- **Work to do**:
Can you find the lines of the listing that include "plasmática" and copy every one?

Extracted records

>> BEGIN

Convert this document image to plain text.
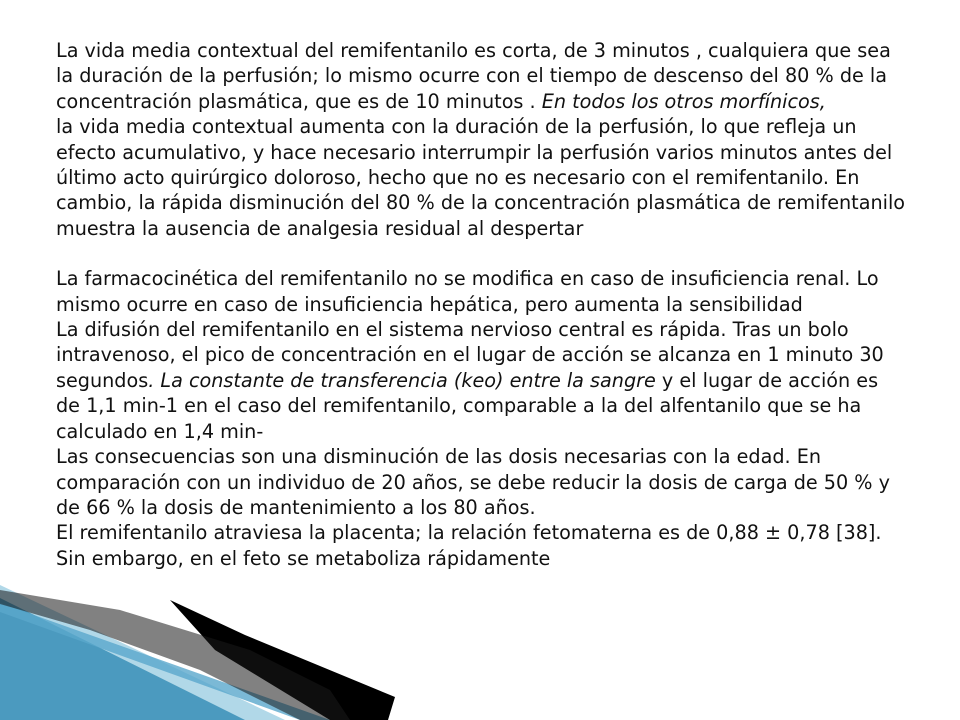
La vida media contextual del remifentanilo es corta, de 3 minutos , cualquiera que sea la duración de la perfusión; lo mismo ocurre con el tiempo de descenso del 80 % de la concentración plasmática, que es de 10 minutos . En todos los otros morfínicos,

la vida media contextual aumenta con la duración de la perfusión, lo que refleja un efecto acumulativo, y hace necesario interrumpir la perfusión varios minutos antes del último acto quirúrgico doloroso, hecho que no es necesario con el remifentanilo. En cambio, la rápida disminución del 80 % de la concentración plasmática de remifentanilo muestra la ausencia de analgesia residual al despertar

La farmacocinética del remifentanilo no se modifica en caso de insuficiencia renal. Lo mismo ocurre en caso de insuficiencia hepática, pero aumenta la sensibilidad

La difusión del remifentanilo en el sistema nervioso central es rápida. Tras un bolo intravenoso, el pico de concentración en el lugar de acción se alcanza en 1 minuto 30 segundos. La constante de transferencia (keo) entre la sangre y el lugar de acción es de 1,1 min-1 en el caso del remifentanilo, comparable a la del alfentanilo que se ha calculado en 1,4 min-

Las consecuencias son una disminución de las dosis necesarias con la edad. En comparación con un individuo de 20 años, se debe reducir la dosis de carga de 50 % y de 66 % la dosis de mantenimiento a los 80 años.

El remifentanilo atraviesa la placenta; la relación fetomaterna es de 0,88 ± 0,78 [38]. Sin embargo, en el feto se metaboliza rápidamente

>> END

- **Exercise output**:
La vida media contextual del remifentanilo es corta, de 3 minutos , cualquiera que sea la duración de la perfusión; lo mismo ocurre con el tiempo de descenso del 80 % de la concentración plasmática, que es de 10 minutos . En todos los otros morfínicos,
la vida media contextual aumenta con la duración de la perfusión, lo que refleja un efecto acumulativo, y hace necesario interrumpir la perfusión varios minutos antes del último acto quirúrgico doloroso, hecho que no es necesario con el remifentanilo. En cambio, la rápida disminución del 80 % de la concentración plasmática de remifentanilo muestra la ausencia de analgesia residual al despertar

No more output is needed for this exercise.